Stated task: The records should be repeated word for word, pictures excluded.

(Items from a data source)
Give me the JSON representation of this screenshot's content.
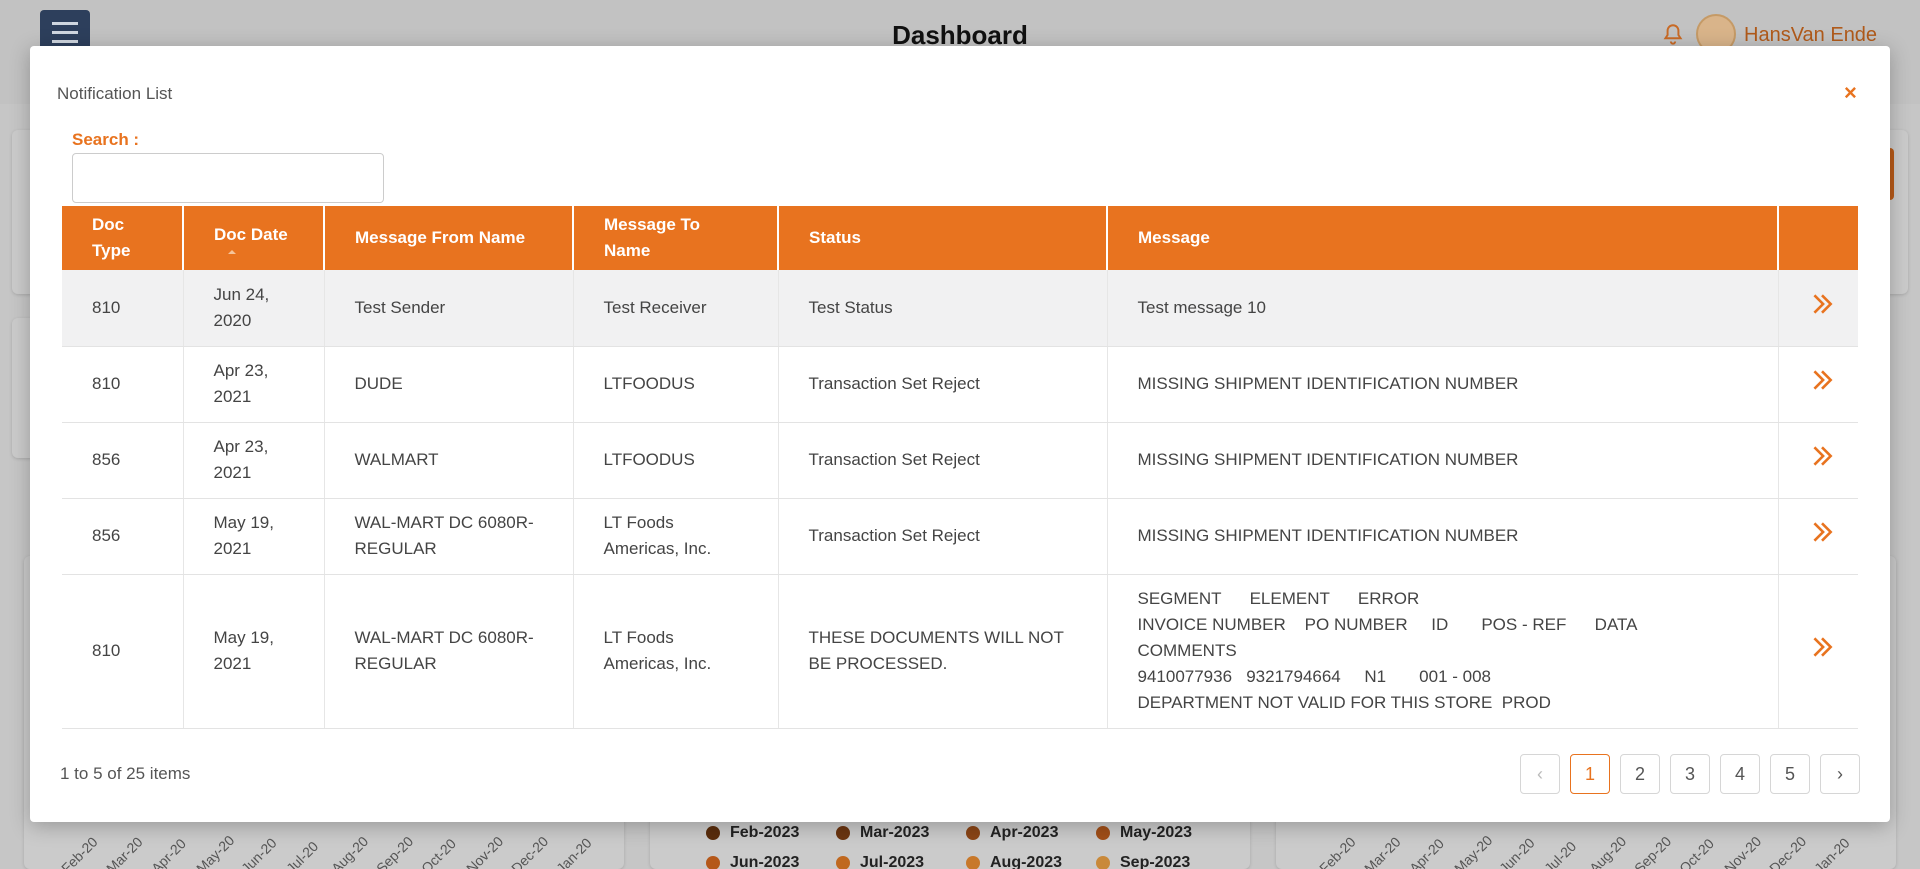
{
  "header": {
    "title": "Dashboard",
    "user_name": "HansVan Ende"
  },
  "modal": {
    "title": "Notification List",
    "close_glyph": "×",
    "search_label": "Search :",
    "search_value": "",
    "columns": [
      "Doc Type",
      "Doc Date",
      "Message From Name",
      "Message To Name",
      "Status",
      "Message",
      ""
    ],
    "rows": [
      {
        "doc_type": "810",
        "doc_date": "Jun 24, 2020",
        "from": "Test Sender",
        "to": "Test Receiver",
        "status": "Test Status",
        "message": [
          "Test message 10"
        ]
      },
      {
        "doc_type": "810",
        "doc_date": "Apr 23, 2021",
        "from": "DUDE",
        "to": "LTFOODUS",
        "status": "Transaction Set Reject",
        "message": [
          "MISSING SHIPMENT IDENTIFICATION NUMBER"
        ]
      },
      {
        "doc_type": "856",
        "doc_date": "Apr 23, 2021",
        "from": "WALMART",
        "to": "LTFOODUS",
        "status": "Transaction Set Reject",
        "message": [
          "MISSING SHIPMENT IDENTIFICATION NUMBER"
        ]
      },
      {
        "doc_type": "856",
        "doc_date": "May 19, 2021",
        "from": "WAL-MART DC 6080R-REGULAR",
        "to": "LT Foods Americas, Inc.",
        "status": "Transaction Set Reject",
        "message": [
          "MISSING SHIPMENT IDENTIFICATION NUMBER"
        ]
      },
      {
        "doc_type": "810",
        "doc_date": "May 19, 2021",
        "from": "WAL-MART DC 6080R-REGULAR",
        "to": "LT Foods Americas, Inc.",
        "status": "THESE DOCUMENTS WILL NOT BE PROCESSED.",
        "message": [
          "SEGMENT      ELEMENT      ERROR",
          "INVOICE NUMBER    PO NUMBER     ID       POS - REF      DATA",
          "COMMENTS",
          "9410077936   9321794664     N1       001 - 008",
          "DEPARTMENT NOT VALID FOR THIS STORE  PROD"
        ]
      }
    ],
    "pager": {
      "summary": "1 to 5 of 25 items",
      "prev_glyph": "‹",
      "next_glyph": "›",
      "pages": [
        "1",
        "2",
        "3",
        "4",
        "5"
      ],
      "active_page": "1"
    }
  },
  "background": {
    "axis_months_left": [
      "Feb-20",
      "Mar-20",
      "Apr-20",
      "May-20",
      "Jun-20",
      "Jul-20",
      "Aug-20",
      "Sep-20",
      "Oct-20",
      "Nov-20",
      "Dec-20",
      "Jan-20"
    ],
    "axis_months_right": [
      "Feb-20",
      "Mar-20",
      "Apr-20",
      "May-20",
      "Jun-20",
      "Jul-20",
      "Aug-20",
      "Sep-20",
      "Oct-20",
      "Nov-20",
      "Dec-20",
      "Jan-20"
    ],
    "legend": [
      {
        "label": "Feb-2023",
        "color": "#5a2d0c"
      },
      {
        "label": "Mar-2023",
        "color": "#6b3510"
      },
      {
        "label": "Apr-2023",
        "color": "#8a4516"
      },
      {
        "label": "May-2023",
        "color": "#a14f18"
      },
      {
        "label": "Jun-2023",
        "color": "#b5581a"
      },
      {
        "label": "Jul-2023",
        "color": "#c0681f"
      },
      {
        "label": "Aug-2023",
        "color": "#c8782a"
      },
      {
        "label": "Sep-2023",
        "color": "#c9893a"
      }
    ]
  },
  "colors": {
    "accent": "#e8731f",
    "overlay": "#b3b3b3"
  }
}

Final result:
Give me the JSON representation of this screenshot's content.
{
  "header": {
    "title": "Dashboard",
    "user_name": "HansVan Ende"
  },
  "modal": {
    "title": "Notification List",
    "close_glyph": "×",
    "search_label": "Search :",
    "search_value": "",
    "columns": [
      "Doc Type",
      "Doc Date",
      "Message From Name",
      "Message To Name",
      "Status",
      "Message",
      ""
    ],
    "rows": [
      {
        "doc_type": "810",
        "doc_date": "Jun 24, 2020",
        "from": "Test Sender",
        "to": "Test Receiver",
        "status": "Test Status",
        "message": [
          "Test message 10"
        ]
      },
      {
        "doc_type": "810",
        "doc_date": "Apr 23, 2021",
        "from": "DUDE",
        "to": "LTFOODUS",
        "status": "Transaction Set Reject",
        "message": [
          "MISSING SHIPMENT IDENTIFICATION NUMBER"
        ]
      },
      {
        "doc_type": "856",
        "doc_date": "Apr 23, 2021",
        "from": "WALMART",
        "to": "LTFOODUS",
        "status": "Transaction Set Reject",
        "message": [
          "MISSING SHIPMENT IDENTIFICATION NUMBER"
        ]
      },
      {
        "doc_type": "856",
        "doc_date": "May 19, 2021",
        "from": "WAL-MART DC 6080R-REGULAR",
        "to": "LT Foods Americas, Inc.",
        "status": "Transaction Set Reject",
        "message": [
          "MISSING SHIPMENT IDENTIFICATION NUMBER"
        ]
      },
      {
        "doc_type": "810",
        "doc_date": "May 19, 2021",
        "from": "WAL-MART DC 6080R-REGULAR",
        "to": "LT Foods Americas, Inc.",
        "status": "THESE DOCUMENTS WILL NOT BE PROCESSED.",
        "message": [
          "SEGMENT      ELEMENT      ERROR",
          "INVOICE NUMBER    PO NUMBER     ID       POS - REF      DATA",
          "COMMENTS",
          "9410077936   9321794664     N1       001 - 008",
          "DEPARTMENT NOT VALID FOR THIS STORE  PROD"
        ]
      }
    ],
    "pager": {
      "summary": "1 to 5 of 25 items",
      "prev_glyph": "‹",
      "next_glyph": "›",
      "pages": [
        "1",
        "2",
        "3",
        "4",
        "5"
      ],
      "active_page": "1"
    }
  },
  "background": {
    "axis_months_left": [
      "Feb-20",
      "Mar-20",
      "Apr-20",
      "May-20",
      "Jun-20",
      "Jul-20",
      "Aug-20",
      "Sep-20",
      "Oct-20",
      "Nov-20",
      "Dec-20",
      "Jan-20"
    ],
    "axis_months_right": [
      "Feb-20",
      "Mar-20",
      "Apr-20",
      "May-20",
      "Jun-20",
      "Jul-20",
      "Aug-20",
      "Sep-20",
      "Oct-20",
      "Nov-20",
      "Dec-20",
      "Jan-20"
    ],
    "legend": [
      {
        "label": "Feb-2023",
        "color": "#5a2d0c"
      },
      {
        "label": "Mar-2023",
        "color": "#6b3510"
      },
      {
        "label": "Apr-2023",
        "color": "#8a4516"
      },
      {
        "label": "May-2023",
        "color": "#a14f18"
      },
      {
        "label": "Jun-2023",
        "color": "#b5581a"
      },
      {
        "label": "Jul-2023",
        "color": "#c0681f"
      },
      {
        "label": "Aug-2023",
        "color": "#c8782a"
      },
      {
        "label": "Sep-2023",
        "color": "#c9893a"
      }
    ]
  },
  "colors": {
    "accent": "#e8731f",
    "overlay": "#b3b3b3"
  }
}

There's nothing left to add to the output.